▶ What this exercise asks
[a] Repeat word for word the section of the blog post on gifted students that opens with the words containing "Schools have come" and closes with "unpack the box.".
[b] Condense the paragraph of the blog post on gifted students that begins "Schools have come a long way" into a short bulleted list that keeps its main facts.
[c] Take the blog post on gifted students further, writing on from its last sentence.

▶ Page extract
....................

Santa Claus is coming to town

santaSo, there I was in school with my eight-year-old son.  The scene:  imagine an impressive Christmas tree in the entrance hall with ‘presents’ beneath it in boxes satisfyingly large, boxes wrapped with a consummate professionalism, boxes artfully arranged at the tree base.  My first thought was of Minecraft blocks – by the way, if any of you can unlock the secret of Minecraft addiction, then educational fame and fortune surely await you,  gentle reader, since my boy applies a level of concentration and application to this game hitherto unmatched in his learning.The boxes were empty.  The ‘presents’ had no future.  Promising, enticing, illusory, they defrauded my son with a Fool’s Gold promise.  I’m pushing the metaphor outrageously in this post, but let me unwrap it a little further and get to the point.

Schools have come a long way in the last twenty years in recognising the needs of able, gifted and talented students.  We now have whole-school policies in place, together with faculty and departmental guidance on provision for able students; CPD sessions have been run and we are all professionally much better informed about the learning needs of a huge range of children than ever before.  Yet, unease remains.  Who exactly are our gifted students (see my previous post) and, once we’ve solved that tricky little conundrum, what do we do with them?  Here’s where we start to unpack the box.

....................

▶ Available data
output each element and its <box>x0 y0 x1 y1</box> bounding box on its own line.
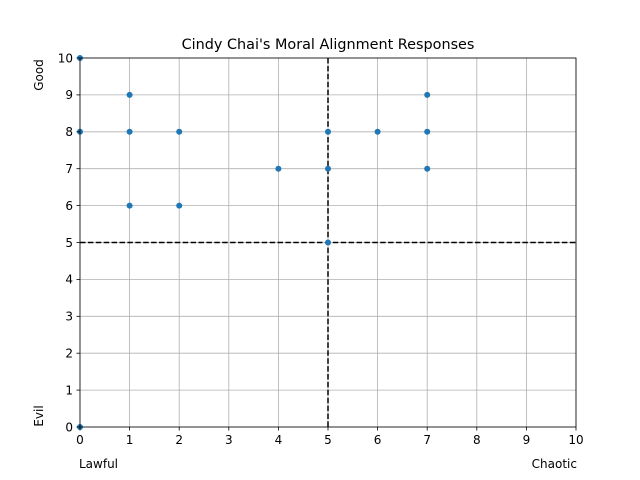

....................

▶ The responses
[a]
Schools have come a long way in the last twenty years in recognising the needs of able, gifted and talented students.  We now have whole-school policies in place, together with faculty and departmental guidance on provision for able students; CPD sessions have been run and we are all professionally much better informed about the learning needs of a huge range of children than ever before.  Yet, unease remains.  Who exactly are our gifted students (see my previous post) and, once we’ve solved that tricky little conundrum, what do we do with them?  Here’s where we start to unpack the box.

[b]
- Over the last twenty years, schools have made great progress in recognizing the needs of able, gifted and talented students.
- Whole-school policies are now in place, along with faculty and departmental guidance on provision for able students.
- CPD sessions have been run, and teachers are much better informed than ever before about the learning needs of a huge range of children.
- Unease remains about who the gifted students are and what to do with them once they are identified.

[c]
The box itself won’t fool any Non-Specialist Observer.  My son, once bitten, may now look on the faux-wonderland of public-space Christmas decoration with a more critical eye.  We can construct and review our sparkling, shiny and seductive G and T policies, revised and laden with CPD updates and blog links until they reflect back to us exactly what we want to see, like horrible shiny foil gift wrap.  Which is us, looking slightly too pleased with ourselves, if we’re not too careful.  Many schools now have an SLT member whose role will include the shaking, unwrapping and inspection of the box contents, as a Non Specialist Observer or hyper-critical eight-year-old seeking, I hope, to find good provision in order  to praise it and share it.  Christmas tat, Secret Santas and cardboard containers won’t cut it.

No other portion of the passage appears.